* [Selected extract]

++++++++

Using the configuration files you created in the previous section, run the run_clm.py script to train the Llama-3-8B model on the WikiText dataset. The training script takes approximately 10 minutes to run on a Cloud TPU v6e-8.

  1. Sign in to Hugging Face on your Cloud TPU using the following command:

    gcloud alpha compute tpus tpu-vm ssh ${TPU_NAME} \
       --project=${PROJECT_ID} \
       --zone ${ZONE} \
       --worker=all \
       --command='
       pip3 install "huggingface_hub[cli]"

++++++++

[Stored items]
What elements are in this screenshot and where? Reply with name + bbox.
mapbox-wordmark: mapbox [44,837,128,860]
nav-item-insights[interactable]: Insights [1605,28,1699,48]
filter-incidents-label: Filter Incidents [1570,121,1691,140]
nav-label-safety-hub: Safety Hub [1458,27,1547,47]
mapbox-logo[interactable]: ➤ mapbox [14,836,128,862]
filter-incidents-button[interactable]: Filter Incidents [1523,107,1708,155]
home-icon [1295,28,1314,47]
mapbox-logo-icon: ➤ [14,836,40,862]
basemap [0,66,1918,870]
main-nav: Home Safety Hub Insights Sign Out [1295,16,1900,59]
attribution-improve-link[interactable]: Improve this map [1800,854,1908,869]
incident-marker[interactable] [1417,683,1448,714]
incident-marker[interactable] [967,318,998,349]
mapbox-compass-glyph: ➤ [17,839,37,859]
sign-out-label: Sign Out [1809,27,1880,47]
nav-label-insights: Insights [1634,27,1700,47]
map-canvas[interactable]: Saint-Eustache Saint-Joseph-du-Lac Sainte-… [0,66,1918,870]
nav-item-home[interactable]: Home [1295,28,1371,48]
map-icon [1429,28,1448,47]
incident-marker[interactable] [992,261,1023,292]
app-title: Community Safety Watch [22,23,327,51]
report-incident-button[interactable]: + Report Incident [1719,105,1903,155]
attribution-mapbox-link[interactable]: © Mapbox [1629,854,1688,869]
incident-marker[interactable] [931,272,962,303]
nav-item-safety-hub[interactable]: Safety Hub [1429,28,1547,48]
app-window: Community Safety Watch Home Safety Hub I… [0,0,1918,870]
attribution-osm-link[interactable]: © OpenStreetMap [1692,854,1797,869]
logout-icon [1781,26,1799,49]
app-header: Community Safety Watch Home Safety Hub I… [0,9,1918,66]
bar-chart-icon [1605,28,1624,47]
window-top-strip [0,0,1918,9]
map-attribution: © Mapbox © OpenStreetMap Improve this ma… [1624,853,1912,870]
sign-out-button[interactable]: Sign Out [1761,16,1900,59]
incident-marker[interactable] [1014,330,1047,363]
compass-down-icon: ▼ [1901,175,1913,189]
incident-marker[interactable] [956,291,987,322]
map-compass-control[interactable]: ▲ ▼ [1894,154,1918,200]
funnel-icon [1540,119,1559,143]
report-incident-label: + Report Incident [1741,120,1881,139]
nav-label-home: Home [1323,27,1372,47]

++++++++

* [Exercise directions]
Reproduce the portion of the Llama-3-8B training instructions starting with "Using the configuration" and going on through "Cloud TPU v6e-8.". The rows aren't needed for this.

* [Task result]
Using the configuration files you created in the previous section, run the run_clm.py script to train the Llama-3-8B model on the WikiText dataset. The training script takes approximately 10 minutes to run on a Cloud TPU v6e-8.